:: Exercise objective ::
Could you reproduce the data lines character for character, starting at the line containing "628, 841, 640]" and ending at the line containing "276, 478, 286]", with both of those lines included?

****************************************

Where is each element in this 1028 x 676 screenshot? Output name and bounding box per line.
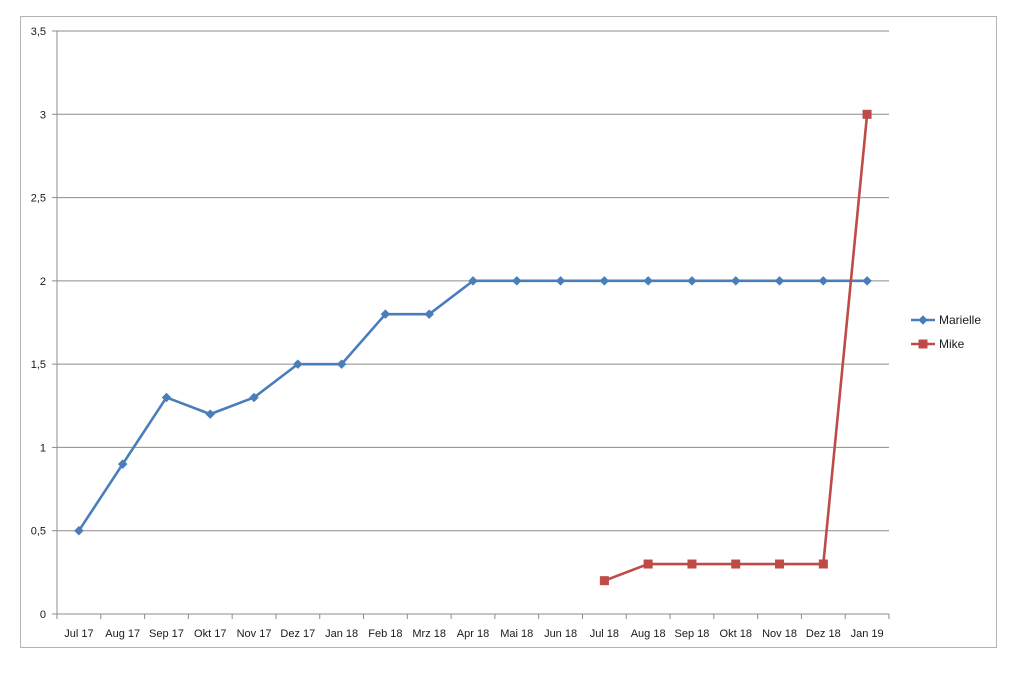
x-tick-label: Dez 18	[806, 628, 841, 640]
y-tick-label: 1	[40, 442, 46, 454]
x-tick-label: Mai 18	[500, 628, 533, 640]
axes	[52, 30, 890, 619]
y-tick-label: 2	[40, 276, 46, 288]
legend: Marielle Mike	[911, 313, 981, 351]
data-point	[643, 559, 653, 569]
x-axis-tick-labels: Jul 17 Aug 17 Sep 17 Okt 17 Nov 17 Dez 17 Jan …	[64, 628, 883, 640]
y-tick-label: 0	[40, 609, 46, 621]
x-tick-label: Jun 18	[544, 628, 577, 640]
y-tick-label: 0,5	[31, 526, 46, 538]
x-tick-label: Jul 17	[64, 628, 93, 640]
data-point	[380, 309, 391, 320]
data-point	[643, 276, 654, 286]
legend-item: Mike	[911, 337, 965, 351]
data-point	[862, 276, 872, 286]
x-tick-label: Okt 18	[720, 628, 752, 640]
x-tick-label: Mrz 18	[412, 628, 446, 640]
data-point	[511, 276, 522, 286]
legend-item: Marielle	[911, 313, 981, 327]
data-point	[731, 559, 741, 569]
data-point	[818, 559, 828, 569]
legend-marker	[918, 315, 928, 325]
x-tick-label: Feb 18	[368, 628, 402, 640]
legend-label: Marielle	[939, 313, 981, 327]
data-point	[74, 525, 84, 536]
series-mike	[599, 109, 872, 586]
data-point	[292, 359, 303, 369]
data-point	[336, 359, 347, 369]
data-point	[599, 276, 610, 286]
x-tick-label: Jan 18	[325, 628, 358, 640]
y-tick-label: 3,5	[31, 26, 46, 38]
x-tick-label: Aug 18	[631, 628, 666, 640]
gridlines	[57, 30, 889, 532]
x-tick-label: Nov 17	[237, 628, 272, 640]
data-point	[468, 276, 478, 286]
series	[74, 109, 872, 586]
x-tick-label: Aug 17	[105, 628, 140, 640]
data-point	[161, 392, 172, 403]
series-line	[603, 114, 869, 582]
data-point	[555, 276, 566, 286]
legend-marker	[918, 339, 928, 349]
x-tick-label: Jan 19	[851, 628, 884, 640]
x-tick-label: Dez 17	[280, 628, 315, 640]
data-point	[818, 276, 829, 286]
x-tick-label: Jul 18	[590, 628, 619, 640]
series-line	[77, 279, 868, 532]
data-point	[730, 276, 741, 286]
data-point	[424, 309, 435, 320]
data-point	[687, 559, 697, 569]
data-point	[775, 559, 785, 569]
x-tick-label: Sep 18	[675, 628, 710, 640]
x-tick-label: Sep 17	[149, 628, 184, 640]
x-tick-label: Okt 17	[194, 628, 226, 640]
y-tick-label: 2,5	[31, 193, 46, 205]
data-point	[249, 392, 259, 403]
x-tick-label: Apr 18	[457, 628, 489, 640]
legend-label: Mike	[939, 337, 965, 351]
chart-area	[20, 16, 997, 648]
y-tick-label: 1,5	[31, 359, 46, 371]
data-point	[599, 576, 609, 586]
data-point	[862, 109, 872, 119]
data-point	[774, 276, 785, 286]
series-marielle	[74, 276, 872, 536]
y-axis-tick-labels: 0 0,5 1 1,5 2 2,5 3 3,5	[31, 26, 46, 621]
x-tick-label: Nov 18	[762, 628, 797, 640]
y-tick-label: 3	[40, 109, 46, 121]
data-point	[205, 409, 216, 419]
data-point	[687, 276, 697, 286]
data-point	[117, 459, 128, 469]
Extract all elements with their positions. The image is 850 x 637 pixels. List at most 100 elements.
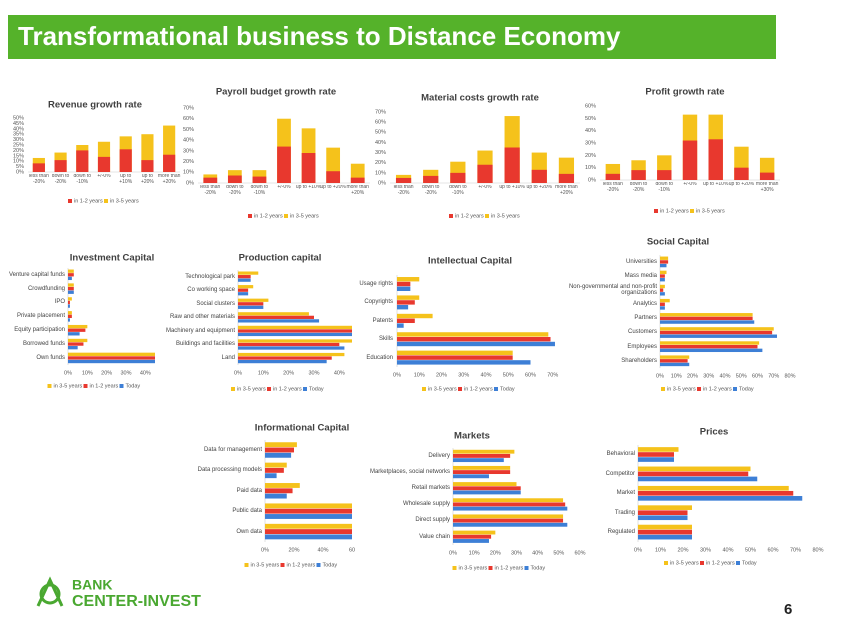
bar (238, 298, 269, 302)
bar (708, 139, 723, 180)
x-tick-label: 0% (393, 372, 401, 378)
bar (68, 286, 74, 291)
bar (660, 327, 774, 331)
y-tick-label: 50% (585, 116, 596, 122)
y-tick-label-box: Shareholders (621, 358, 657, 364)
bar (660, 359, 688, 363)
legend-swatch (83, 384, 88, 388)
bar (453, 458, 504, 463)
y-tick-label: Market (616, 490, 635, 497)
y-tick-label-box: Private placement (17, 313, 65, 319)
y-tick-label: Crowdfunding (27, 285, 65, 292)
x-tick-label: 50% (745, 547, 756, 553)
legend-swatch (316, 563, 321, 567)
bar (631, 170, 646, 180)
bar (453, 465, 511, 470)
y-tick-label: Public data (232, 508, 262, 515)
bar (397, 295, 420, 300)
legend-swatch (733, 387, 737, 391)
bar (453, 502, 566, 507)
x-tick-label: 50% (503, 372, 514, 378)
y-tick-label-box: Education (366, 355, 393, 361)
x-tick-label: down to -20% (629, 182, 648, 193)
x-tick-label: up to +10% (295, 185, 322, 190)
x-tick-label: 50% (553, 550, 564, 556)
bar (397, 286, 411, 291)
bar (660, 298, 670, 303)
bar (265, 488, 293, 494)
legend-label: in 1-2 years (495, 565, 524, 571)
y-tick-label: Retail markets (411, 485, 450, 492)
x-tick-label-box: more than +20% (346, 185, 369, 195)
x-tick-label: up to +10% (499, 185, 525, 190)
x-tick-label: 40% (317, 547, 328, 553)
bar (397, 313, 433, 319)
y-tick-label: 40% (183, 138, 194, 144)
legend-label: in 3-5 years (696, 208, 725, 214)
x-tick-label: +/-0% (277, 185, 291, 190)
bar (531, 169, 547, 183)
y-tick-label-box: Data processing models (198, 467, 262, 473)
bar (68, 276, 72, 281)
bar (660, 334, 777, 338)
chart-title: Payroll budget growth rate (216, 87, 336, 98)
y-tick-label-box: Buildings and facilities (176, 341, 235, 347)
x-tick-label: 0% (261, 547, 269, 553)
y-tick-label: Marketplaces, social networks (369, 468, 450, 475)
x-tick-label: 70% (768, 373, 779, 379)
y-tick-label: 20% (183, 159, 194, 165)
y-tick-label: 40% (13, 126, 24, 132)
x-tick-label-box: up to +20% (140, 174, 154, 185)
bar (453, 518, 564, 523)
x-tick-label-box: up to +10% (295, 185, 322, 190)
x-tick-label-box: less than -20% (603, 182, 623, 192)
x-tick-label: down to -20% (226, 185, 244, 196)
y-tick-label: 0% (16, 169, 24, 175)
y-tick-label: Own funds (36, 354, 65, 361)
y-tick-label: 60% (183, 116, 194, 122)
x-tick-label: 60% (767, 547, 778, 553)
bar (682, 140, 698, 180)
bar (238, 285, 254, 289)
y-tick-label-box: Skills (379, 336, 393, 342)
legend-swatch (488, 566, 493, 570)
bar (638, 515, 688, 521)
bar (265, 447, 294, 453)
bar (397, 355, 513, 360)
y-tick-label: Partners (634, 315, 657, 322)
legend-swatch (524, 566, 529, 570)
y-tick-label: 30% (183, 148, 194, 154)
legend-label: in 3-5 years (251, 562, 280, 568)
x-tick-label: 60% (525, 372, 536, 378)
x-tick-label-box: down to -10% (74, 174, 92, 184)
y-tick-label: Mass media (624, 272, 657, 279)
bar (638, 505, 692, 510)
y-tick-label-box: Value chain (419, 534, 450, 540)
y-tick-label-box: Wholesale supply (403, 501, 450, 507)
bar (68, 342, 84, 346)
y-tick-label-box: Crowdfunding (27, 285, 65, 292)
legend-swatch (47, 384, 52, 388)
x-tick-label-box: more than +20% (555, 185, 578, 195)
legend-swatch (697, 387, 701, 391)
bar (265, 514, 352, 519)
legend-swatch (452, 566, 457, 570)
x-tick-label: 60% (574, 550, 585, 556)
x-tick-label: up to +20% (140, 174, 154, 185)
y-tick-label-box: Own funds (36, 354, 65, 361)
y-tick-label-box: Non-governmental and non-profit organiza… (569, 284, 657, 297)
x-tick-label: 10% (82, 370, 93, 376)
x-tick-label: 0% (656, 373, 664, 379)
bar (638, 490, 794, 496)
y-tick-label: Data for management (203, 446, 262, 453)
chart-title: Production capital (239, 253, 322, 264)
y-tick-label: Usage rights (359, 280, 393, 287)
x-tick-label: 30% (703, 373, 714, 379)
bar (638, 529, 692, 535)
bar (265, 523, 352, 529)
y-tick-label-box: Trading (615, 510, 635, 516)
bar (265, 493, 287, 499)
bar (504, 147, 520, 183)
x-tick-label: +/-0% (683, 182, 697, 187)
x-tick-label: 40% (334, 370, 345, 376)
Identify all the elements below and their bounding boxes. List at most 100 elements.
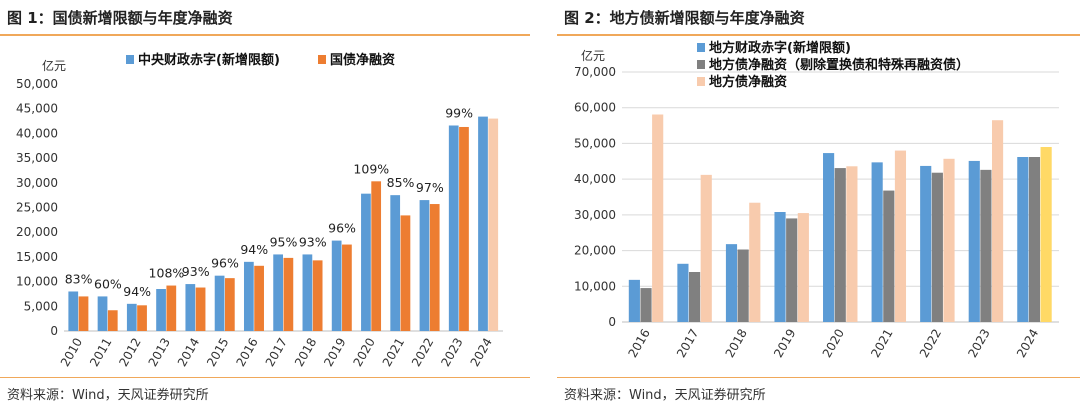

****************************************

:: Result for this task ::
x-tick-label: Dez 18	[806, 628, 841, 640]
y-tick-label: 1	[40, 442, 46, 454]
x-tick-label: Mai 18	[500, 628, 533, 640]
axes	[52, 30, 890, 619]
y-tick-label: 2	[40, 276, 46, 288]
legend: Marielle Mike	[911, 313, 981, 351]
data-point	[643, 559, 653, 569]
x-axis-tick-labels: Jul 17 Aug 17 Sep 17 Okt 17 Nov 17 Dez 17 Jan …	[64, 628, 883, 640]
y-tick-label: 0	[40, 609, 46, 621]
x-tick-label: Jun 18	[544, 628, 577, 640]
y-tick-label: 0,5	[31, 526, 46, 538]
x-tick-label: Jul 17	[64, 628, 93, 640]
data-point	[380, 309, 391, 320]
data-point	[643, 276, 654, 286]
legend-item: Mike	[911, 337, 965, 351]
data-point	[862, 276, 872, 286]
x-tick-label: Okt 18	[720, 628, 752, 640]
x-tick-label: Mrz 18	[412, 628, 446, 640]
data-point	[511, 276, 522, 286]
legend-item: Marielle	[911, 313, 981, 327]
data-point	[731, 559, 741, 569]
data-point	[818, 559, 828, 569]
legend-marker	[918, 315, 928, 325]
x-tick-label: Feb 18	[368, 628, 402, 640]
legend-label: Marielle	[939, 313, 981, 327]
data-point	[74, 525, 84, 536]
series-mike	[599, 109, 872, 586]
data-point	[292, 359, 303, 369]
data-point	[336, 359, 347, 369]
data-point	[599, 276, 610, 286]
x-tick-label: Jan 18	[325, 628, 358, 640]
y-tick-label: 3,5	[31, 26, 46, 38]
x-tick-label: Aug 18	[631, 628, 666, 640]
gridlines	[57, 30, 889, 532]
x-tick-label: Nov 17	[237, 628, 272, 640]
data-point	[468, 276, 478, 286]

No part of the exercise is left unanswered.